Work instructions
Exactly reproduce each line of the listing that follows.

[Collected data entries]
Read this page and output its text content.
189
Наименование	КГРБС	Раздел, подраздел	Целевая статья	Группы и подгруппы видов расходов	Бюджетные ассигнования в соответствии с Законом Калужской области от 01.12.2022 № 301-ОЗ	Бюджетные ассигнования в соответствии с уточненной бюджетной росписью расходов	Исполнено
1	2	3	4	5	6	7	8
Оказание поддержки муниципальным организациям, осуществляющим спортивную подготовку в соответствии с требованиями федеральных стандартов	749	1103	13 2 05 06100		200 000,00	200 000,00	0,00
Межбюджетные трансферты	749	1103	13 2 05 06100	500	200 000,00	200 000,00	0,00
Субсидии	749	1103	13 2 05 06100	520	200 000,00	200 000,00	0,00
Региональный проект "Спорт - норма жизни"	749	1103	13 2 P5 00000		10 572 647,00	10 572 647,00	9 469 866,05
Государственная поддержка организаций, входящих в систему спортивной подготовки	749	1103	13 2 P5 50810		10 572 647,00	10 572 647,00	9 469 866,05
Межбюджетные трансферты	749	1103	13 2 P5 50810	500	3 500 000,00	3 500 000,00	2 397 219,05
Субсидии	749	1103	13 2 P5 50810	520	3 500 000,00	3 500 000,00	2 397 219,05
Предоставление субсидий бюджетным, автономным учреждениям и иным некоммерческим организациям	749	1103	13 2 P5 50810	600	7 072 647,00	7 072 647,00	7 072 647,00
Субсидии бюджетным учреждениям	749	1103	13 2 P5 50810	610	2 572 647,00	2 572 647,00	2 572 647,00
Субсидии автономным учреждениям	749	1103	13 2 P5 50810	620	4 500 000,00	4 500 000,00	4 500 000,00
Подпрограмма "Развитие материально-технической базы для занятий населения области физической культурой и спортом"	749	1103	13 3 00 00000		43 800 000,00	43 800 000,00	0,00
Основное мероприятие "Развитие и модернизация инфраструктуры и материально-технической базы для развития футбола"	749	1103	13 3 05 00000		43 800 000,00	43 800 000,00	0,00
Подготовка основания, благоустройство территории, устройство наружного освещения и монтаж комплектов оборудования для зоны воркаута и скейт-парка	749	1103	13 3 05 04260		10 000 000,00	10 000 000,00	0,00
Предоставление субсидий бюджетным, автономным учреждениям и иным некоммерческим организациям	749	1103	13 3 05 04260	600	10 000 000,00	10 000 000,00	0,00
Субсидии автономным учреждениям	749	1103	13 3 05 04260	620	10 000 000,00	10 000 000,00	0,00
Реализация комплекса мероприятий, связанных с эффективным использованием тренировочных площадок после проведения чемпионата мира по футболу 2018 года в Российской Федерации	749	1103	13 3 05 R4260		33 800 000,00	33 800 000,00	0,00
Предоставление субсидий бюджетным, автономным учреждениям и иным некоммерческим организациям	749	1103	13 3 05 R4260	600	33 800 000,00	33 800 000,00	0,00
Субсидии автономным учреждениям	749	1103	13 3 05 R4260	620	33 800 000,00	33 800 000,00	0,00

Exercise response
Read this page and output its text content.
189
Наименование	КГРБС	Раздел, подраздел	Целевая статья	Группы и подгруппы видов расходов	Бюджетные ассигнования в соответствии с Законом Калужской области от 01.12.2022 № 301-ОЗ	Бюджетные ассигнования в соответствии с уточненной бюджетной росписью расходов	Исполнено
1	2	3	4	5	6	7	8
Оказание поддержки муниципальным организациям, осуществляющим спортивную подготовку в соответствии с требованиями федеральных стандартов	749	1103	13 2 05 06100		200 000,00	200 000,00	0,00
Межбюджетные трансферты	749	1103	13 2 05 06100	500	200 000,00	200 000,00	0,00
Субсидии	749	1103	13 2 05 06100	520	200 000,00	200 000,00	0,00
Региональный проект "Спорт - норма жизни"	749	1103	13 2 P5 00000		10 572 647,00	10 572 647,00	9 469 866,05
Государственная поддержка организаций, входящих в систему спортивной подготовки	749	1103	13 2 P5 50810		10 572 647,00	10 572 647,00	9 469 866,05
Межбюджетные трансферты	749	1103	13 2 P5 50810	500	3 500 000,00	3 500 000,00	2 397 219,05
Субсидии	749	1103	13 2 P5 50810	520	3 500 000,00	3 500 000,00	2 397 219,05
Предоставление субсидий бюджетным, автономным учреждениям и иным некоммерческим организациям	749	1103	13 2 P5 50810	600	7 072 647,00	7 072 647,00	7 072 647,00
Субсидии бюджетным учреждениям	749	1103	13 2 P5 50810	610	2 572 647,00	2 572 647,00	2 572 647,00
Субсидии автономным учреждениям	749	1103	13 2 P5 50810	620	4 500 000,00	4 500 000,00	4 500 000,00
Подпрограмма "Развитие материально-технической базы для занятий населения области физической культурой и спортом"	749	1103	13 3 00 00000		43 800 000,00	43 800 000,00	0,00
Основное мероприятие "Развитие и модернизация инфраструктуры и материально-технической базы для развития футбола"	749	1103	13 3 05 00000		43 800 000,00	43 800 000,00	0,00
Подготовка основания, благоустройство территории, устройство наружного освещения и монтаж комплектов оборудования для зоны воркаута и скейт-парка	749	1103	13 3 05 04260		10 000 000,00	10 000 000,00	0,00
Предоставление субсидий бюджетным, автономным учреждениям и иным некоммерческим организациям	749	1103	13 3 05 04260	600	10 000 000,00	10 000 000,00	0,00
Субсидии автономным учреждениям	749	1103	13 3 05 04260	620	10 000 000,00	10 000 000,00	0,00
Реализация комплекса мероприятий, связанных с эффективным использованием тренировочных площадок после проведения чемпионата мира по футболу 2018 года в Российской Федерации	749	1103	13 3 05 R4260		33 800 000,00	33 800 000,00	0,00
Предоставление субсидий бюджетным, автономным учреждениям и иным некоммерческим организациям	749	1103	13 3 05 R4260	600	33 800 000,00	33 800 000,00	0,00
Субсидии автономным учреждениям	749	1103	13 3 05 R4260	620	33 800 000,00	33 800 000,00	0,00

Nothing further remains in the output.